— start of DOCUMENT PASSAGE —

Golf·Profile

Brooke Henderson, 17, cashing in on big-time golf talent

By pocketing north of $150,000 US in the last couple of weeks with impressive finishes on the LPGA tour, 17-year-old Canadian Brooke Henderson is doing her best to show she belongs in the pros.

Canadian pocketed more than $150K in 2 LPGA events

Brooke Henderson isn't old enough for full-time membership status on the LPGA tour, but her results are making the case for her. (Tom Pennington/Getty Images)

After the whirlwind of the past 10 days, Brooke Henderson spent the better part of Monday morning carefully answering questions at Whistle Bear Golf Club, near Cambridge, Ont., where she'll compete in next month's LPGA Manulife Classic.

For the most part, the 17-year-old from Smiths Falls, Ont., (near Ottawa) sounded well beyond her years, answering questions in a careful and respectful manner. To be frank, Henderson didn't reveal anything that those who've followed her the past few seasons didn't already know. 

But, a few hours later, Henderson did offer some perspective as to how her life is changing.

"What's it like to have made some serious money the past two weeks at your age?" was the question, referencing the almost $153,000 US she pocketed for her third- and 13th-place showings at the past two LPGA events in San Francisco and Dallas, respectively. 

"Oh, it's pretty cool," she said, a smile flashing across her tanned face as she walked to the eighth green after a perfectly struck tee ball left her about 12 feet for birdie. 

"This is a pretty good way to make a living."  

And that's what Henderson is doing now — making a living playing golf — at a time when most Canadian kids her age are just wrapping up high school. Henderson is also carefully handling the label placed on her as Canada's best female prospect since Lorie Kane.

— end of DOCUMENT PASSAGE —
— start of DATA LISTING —

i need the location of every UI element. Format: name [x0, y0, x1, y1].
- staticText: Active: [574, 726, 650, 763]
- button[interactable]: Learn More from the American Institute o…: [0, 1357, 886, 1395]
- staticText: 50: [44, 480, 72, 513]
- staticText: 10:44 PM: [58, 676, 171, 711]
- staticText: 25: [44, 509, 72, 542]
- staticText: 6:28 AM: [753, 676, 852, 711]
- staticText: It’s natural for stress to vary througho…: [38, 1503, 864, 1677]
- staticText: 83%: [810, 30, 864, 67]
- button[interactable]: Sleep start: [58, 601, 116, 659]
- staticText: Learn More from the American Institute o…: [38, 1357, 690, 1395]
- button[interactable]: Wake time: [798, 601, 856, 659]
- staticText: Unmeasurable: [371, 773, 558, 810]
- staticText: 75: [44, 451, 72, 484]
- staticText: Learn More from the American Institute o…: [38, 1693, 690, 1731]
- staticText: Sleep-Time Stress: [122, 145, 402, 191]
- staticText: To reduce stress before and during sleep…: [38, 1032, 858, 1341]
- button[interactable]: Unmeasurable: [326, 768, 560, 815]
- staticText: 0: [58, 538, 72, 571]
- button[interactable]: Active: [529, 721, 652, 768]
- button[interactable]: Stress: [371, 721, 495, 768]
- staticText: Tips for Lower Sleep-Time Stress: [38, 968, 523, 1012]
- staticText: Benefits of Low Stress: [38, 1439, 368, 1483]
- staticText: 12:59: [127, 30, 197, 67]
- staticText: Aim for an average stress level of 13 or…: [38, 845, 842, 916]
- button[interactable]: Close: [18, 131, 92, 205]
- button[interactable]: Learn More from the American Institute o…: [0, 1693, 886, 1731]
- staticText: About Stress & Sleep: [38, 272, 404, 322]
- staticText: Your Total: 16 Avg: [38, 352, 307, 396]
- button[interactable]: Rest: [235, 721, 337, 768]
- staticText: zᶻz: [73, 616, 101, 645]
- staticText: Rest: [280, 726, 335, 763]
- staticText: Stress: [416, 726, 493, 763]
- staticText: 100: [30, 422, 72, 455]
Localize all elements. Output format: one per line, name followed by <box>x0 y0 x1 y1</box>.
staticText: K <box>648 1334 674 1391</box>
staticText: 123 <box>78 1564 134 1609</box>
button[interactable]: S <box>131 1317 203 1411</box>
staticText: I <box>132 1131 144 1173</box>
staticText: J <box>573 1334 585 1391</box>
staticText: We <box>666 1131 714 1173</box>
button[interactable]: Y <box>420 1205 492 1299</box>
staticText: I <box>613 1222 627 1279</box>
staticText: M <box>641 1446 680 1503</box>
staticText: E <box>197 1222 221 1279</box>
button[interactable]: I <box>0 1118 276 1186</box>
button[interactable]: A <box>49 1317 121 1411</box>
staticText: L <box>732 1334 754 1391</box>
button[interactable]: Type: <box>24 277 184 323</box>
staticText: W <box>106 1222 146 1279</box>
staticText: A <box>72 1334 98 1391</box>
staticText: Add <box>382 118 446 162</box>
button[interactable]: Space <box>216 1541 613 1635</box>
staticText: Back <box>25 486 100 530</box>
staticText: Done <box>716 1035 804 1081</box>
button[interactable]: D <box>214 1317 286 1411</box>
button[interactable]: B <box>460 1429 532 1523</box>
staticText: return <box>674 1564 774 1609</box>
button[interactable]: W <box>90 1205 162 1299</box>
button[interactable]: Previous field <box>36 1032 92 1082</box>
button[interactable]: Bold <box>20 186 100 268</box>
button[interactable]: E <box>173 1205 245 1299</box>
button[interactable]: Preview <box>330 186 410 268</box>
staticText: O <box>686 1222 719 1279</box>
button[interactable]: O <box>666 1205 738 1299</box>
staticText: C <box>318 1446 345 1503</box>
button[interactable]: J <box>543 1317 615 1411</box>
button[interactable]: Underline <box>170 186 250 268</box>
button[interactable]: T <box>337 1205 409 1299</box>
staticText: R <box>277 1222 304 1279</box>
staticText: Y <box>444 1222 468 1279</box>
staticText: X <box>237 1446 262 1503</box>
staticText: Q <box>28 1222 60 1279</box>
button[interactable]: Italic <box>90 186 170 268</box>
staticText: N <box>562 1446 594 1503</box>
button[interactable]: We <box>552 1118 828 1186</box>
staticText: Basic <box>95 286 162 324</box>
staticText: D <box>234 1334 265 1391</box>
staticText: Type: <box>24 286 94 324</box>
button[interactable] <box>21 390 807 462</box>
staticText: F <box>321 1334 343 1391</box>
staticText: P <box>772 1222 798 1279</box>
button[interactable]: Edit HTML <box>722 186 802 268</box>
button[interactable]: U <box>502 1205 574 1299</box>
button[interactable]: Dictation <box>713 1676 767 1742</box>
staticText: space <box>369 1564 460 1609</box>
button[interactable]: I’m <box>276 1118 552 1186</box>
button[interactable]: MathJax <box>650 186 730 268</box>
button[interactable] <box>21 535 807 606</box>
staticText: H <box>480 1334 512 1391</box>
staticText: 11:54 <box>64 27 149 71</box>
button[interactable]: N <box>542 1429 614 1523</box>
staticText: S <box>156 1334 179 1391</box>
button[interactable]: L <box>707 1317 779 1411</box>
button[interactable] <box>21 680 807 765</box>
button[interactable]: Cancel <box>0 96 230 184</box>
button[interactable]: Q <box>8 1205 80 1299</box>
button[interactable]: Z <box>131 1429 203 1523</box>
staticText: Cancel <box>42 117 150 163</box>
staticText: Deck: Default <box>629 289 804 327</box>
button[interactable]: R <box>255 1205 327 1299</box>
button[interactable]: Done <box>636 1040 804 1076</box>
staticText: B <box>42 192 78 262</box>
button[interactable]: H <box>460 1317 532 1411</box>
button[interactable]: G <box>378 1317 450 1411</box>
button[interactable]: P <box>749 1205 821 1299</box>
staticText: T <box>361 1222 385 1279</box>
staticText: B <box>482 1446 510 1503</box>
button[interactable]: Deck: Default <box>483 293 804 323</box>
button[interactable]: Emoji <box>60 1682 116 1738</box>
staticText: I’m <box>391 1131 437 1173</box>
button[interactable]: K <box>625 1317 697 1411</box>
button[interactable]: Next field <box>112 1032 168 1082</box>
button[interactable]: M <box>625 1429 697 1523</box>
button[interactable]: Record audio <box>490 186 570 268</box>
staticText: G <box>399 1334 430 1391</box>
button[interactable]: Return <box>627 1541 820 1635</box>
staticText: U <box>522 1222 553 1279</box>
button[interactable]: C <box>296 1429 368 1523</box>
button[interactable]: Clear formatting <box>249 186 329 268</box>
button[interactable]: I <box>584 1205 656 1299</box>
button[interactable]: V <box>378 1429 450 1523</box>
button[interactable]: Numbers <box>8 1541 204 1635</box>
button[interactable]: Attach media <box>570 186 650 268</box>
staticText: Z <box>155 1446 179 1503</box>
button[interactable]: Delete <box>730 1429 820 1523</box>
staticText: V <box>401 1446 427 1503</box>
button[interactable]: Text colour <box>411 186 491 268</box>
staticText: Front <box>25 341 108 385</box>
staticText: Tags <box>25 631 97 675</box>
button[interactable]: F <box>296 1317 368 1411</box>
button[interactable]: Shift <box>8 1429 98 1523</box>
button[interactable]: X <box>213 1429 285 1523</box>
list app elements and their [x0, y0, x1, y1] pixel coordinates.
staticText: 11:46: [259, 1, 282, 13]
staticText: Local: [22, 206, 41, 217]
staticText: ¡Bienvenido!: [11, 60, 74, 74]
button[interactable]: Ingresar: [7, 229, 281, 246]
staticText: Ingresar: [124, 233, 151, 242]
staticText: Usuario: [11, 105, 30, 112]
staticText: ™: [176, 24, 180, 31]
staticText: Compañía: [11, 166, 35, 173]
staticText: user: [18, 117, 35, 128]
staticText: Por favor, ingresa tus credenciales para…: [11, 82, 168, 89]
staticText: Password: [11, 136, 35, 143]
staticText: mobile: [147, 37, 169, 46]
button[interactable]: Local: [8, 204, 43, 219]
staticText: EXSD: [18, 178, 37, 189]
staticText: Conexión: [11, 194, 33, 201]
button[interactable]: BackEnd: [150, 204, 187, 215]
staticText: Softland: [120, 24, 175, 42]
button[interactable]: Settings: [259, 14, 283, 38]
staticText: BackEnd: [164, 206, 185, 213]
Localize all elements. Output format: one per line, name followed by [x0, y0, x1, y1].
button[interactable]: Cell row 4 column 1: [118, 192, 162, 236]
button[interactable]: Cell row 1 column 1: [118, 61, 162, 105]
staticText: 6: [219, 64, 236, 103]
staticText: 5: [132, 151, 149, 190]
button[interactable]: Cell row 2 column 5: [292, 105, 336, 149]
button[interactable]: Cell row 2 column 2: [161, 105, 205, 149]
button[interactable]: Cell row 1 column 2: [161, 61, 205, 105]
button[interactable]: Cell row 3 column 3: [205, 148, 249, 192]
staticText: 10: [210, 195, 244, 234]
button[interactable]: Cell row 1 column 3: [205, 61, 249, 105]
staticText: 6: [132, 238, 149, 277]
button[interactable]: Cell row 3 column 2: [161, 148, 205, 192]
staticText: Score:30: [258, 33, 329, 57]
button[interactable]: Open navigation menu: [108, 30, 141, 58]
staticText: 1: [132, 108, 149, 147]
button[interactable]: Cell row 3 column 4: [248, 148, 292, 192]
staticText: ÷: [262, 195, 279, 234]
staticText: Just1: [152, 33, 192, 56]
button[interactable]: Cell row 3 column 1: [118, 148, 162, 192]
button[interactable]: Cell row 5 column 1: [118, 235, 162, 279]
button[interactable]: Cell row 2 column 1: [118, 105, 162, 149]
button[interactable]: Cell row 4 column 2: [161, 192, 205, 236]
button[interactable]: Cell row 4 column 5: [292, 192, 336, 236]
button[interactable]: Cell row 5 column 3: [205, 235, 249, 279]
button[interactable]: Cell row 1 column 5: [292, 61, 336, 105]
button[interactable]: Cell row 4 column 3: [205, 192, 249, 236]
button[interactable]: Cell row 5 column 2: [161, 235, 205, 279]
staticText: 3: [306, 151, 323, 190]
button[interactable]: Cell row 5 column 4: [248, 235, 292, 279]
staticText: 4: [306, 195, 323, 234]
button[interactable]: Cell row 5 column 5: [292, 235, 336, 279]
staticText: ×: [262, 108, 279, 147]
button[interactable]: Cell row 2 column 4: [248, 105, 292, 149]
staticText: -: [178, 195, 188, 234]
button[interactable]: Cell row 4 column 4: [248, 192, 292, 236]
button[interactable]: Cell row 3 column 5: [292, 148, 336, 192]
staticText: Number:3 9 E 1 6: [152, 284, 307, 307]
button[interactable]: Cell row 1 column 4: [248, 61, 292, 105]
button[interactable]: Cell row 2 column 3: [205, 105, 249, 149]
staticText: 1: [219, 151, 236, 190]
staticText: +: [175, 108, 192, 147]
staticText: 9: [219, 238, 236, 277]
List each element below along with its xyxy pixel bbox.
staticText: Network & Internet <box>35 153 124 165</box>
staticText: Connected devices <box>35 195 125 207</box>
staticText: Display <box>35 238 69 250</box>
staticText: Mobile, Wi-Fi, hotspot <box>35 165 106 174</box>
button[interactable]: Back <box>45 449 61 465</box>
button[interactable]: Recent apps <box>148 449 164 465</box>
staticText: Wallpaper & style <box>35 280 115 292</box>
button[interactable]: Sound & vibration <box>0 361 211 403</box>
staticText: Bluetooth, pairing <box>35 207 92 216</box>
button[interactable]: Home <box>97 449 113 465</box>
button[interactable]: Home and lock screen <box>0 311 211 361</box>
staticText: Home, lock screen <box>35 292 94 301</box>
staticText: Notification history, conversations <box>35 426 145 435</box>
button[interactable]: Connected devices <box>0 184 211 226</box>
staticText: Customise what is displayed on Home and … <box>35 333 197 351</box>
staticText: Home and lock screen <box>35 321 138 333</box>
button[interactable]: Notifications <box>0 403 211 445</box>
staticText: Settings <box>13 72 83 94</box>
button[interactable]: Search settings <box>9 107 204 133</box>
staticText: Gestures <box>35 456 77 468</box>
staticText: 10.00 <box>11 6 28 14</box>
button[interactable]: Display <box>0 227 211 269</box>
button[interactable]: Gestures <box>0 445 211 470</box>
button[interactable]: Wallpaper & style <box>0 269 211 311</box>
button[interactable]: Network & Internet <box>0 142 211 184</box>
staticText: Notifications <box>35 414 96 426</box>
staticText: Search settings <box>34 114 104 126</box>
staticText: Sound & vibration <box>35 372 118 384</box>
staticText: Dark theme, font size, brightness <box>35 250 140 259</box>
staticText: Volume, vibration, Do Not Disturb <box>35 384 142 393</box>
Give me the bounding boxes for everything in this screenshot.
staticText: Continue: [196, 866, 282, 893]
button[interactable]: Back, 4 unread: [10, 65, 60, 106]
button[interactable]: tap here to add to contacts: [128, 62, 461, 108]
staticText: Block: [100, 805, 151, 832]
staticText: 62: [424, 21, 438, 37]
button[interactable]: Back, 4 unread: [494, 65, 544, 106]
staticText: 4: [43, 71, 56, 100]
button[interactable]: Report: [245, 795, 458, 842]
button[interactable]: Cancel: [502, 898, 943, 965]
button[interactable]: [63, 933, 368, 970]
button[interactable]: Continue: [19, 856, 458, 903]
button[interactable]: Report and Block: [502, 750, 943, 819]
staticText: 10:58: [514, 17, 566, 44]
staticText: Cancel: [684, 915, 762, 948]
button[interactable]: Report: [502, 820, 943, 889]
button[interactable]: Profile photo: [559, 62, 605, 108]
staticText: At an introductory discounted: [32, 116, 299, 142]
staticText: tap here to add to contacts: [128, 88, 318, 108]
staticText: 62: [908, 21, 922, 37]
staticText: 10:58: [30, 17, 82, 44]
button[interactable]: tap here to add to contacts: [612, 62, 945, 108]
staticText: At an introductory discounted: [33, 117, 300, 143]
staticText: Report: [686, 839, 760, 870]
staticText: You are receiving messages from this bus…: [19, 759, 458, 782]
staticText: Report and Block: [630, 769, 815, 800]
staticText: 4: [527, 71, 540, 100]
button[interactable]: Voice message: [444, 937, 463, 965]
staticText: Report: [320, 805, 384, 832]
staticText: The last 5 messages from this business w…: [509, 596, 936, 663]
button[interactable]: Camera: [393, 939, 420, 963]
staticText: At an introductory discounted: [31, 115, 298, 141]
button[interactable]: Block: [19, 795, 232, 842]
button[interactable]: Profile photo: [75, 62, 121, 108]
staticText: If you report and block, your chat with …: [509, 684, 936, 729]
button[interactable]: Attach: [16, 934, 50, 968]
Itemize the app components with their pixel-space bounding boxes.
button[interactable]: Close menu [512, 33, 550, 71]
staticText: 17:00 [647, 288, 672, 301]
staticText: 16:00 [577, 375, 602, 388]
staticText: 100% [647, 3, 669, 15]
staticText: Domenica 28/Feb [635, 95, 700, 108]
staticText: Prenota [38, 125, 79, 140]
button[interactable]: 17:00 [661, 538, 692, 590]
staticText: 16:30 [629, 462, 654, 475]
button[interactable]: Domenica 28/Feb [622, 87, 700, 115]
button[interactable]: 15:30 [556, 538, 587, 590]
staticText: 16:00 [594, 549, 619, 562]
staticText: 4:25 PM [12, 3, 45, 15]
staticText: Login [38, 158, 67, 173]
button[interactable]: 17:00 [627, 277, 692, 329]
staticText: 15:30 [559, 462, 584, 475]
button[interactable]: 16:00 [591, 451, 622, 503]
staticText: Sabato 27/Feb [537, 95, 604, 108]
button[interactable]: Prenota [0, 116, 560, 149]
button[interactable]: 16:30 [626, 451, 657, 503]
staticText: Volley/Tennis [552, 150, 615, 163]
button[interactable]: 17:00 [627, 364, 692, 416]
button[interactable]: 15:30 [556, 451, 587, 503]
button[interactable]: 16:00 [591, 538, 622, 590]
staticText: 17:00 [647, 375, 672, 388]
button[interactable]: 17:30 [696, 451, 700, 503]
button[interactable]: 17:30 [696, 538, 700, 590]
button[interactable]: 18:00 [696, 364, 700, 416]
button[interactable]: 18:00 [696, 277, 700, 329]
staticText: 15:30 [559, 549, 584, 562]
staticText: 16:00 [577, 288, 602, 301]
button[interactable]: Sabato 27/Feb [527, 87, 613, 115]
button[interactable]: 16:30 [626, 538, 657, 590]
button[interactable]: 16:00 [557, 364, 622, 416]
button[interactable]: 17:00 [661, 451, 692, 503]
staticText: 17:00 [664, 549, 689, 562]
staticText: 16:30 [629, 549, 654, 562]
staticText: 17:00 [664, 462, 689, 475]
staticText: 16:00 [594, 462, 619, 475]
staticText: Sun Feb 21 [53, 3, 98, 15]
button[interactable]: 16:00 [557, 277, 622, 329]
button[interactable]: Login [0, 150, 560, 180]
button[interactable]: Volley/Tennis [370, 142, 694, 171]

— end of DATA LISTING —

### COMPLETE THE FOLLOWING
1. Answer these questions using the Brooke Henderson article:
(a) Where is Whistle Bear Golf Club located?
(b) What were Henderson's finishing places at the LPGA events in San Francisco and Dallas?
(c) About how far from the hole did her tee ball leave her on the way to the eighth green?
2. Reproduce the passage of the Brooke Henderson article word for word, starting at "But, a few hours" and ending at "and Dallas, respectively.".

### RESULTS FOR EACH TASK
1.
(a) Near Cambridge, Ont.
(b) Third in San Francisco and 13th in Dallas.
(c) About 12 feet.

2.
But, a few hours later, Henderson did offer some perspective as to how her life is changing.

"What's it like to have made some serious money the past two weeks at your age?" was the question, referencing the almost $153,000 US she pocketed for her third- and 13th-place showings at the past two LPGA events in San Francisco and Dallas, respectively.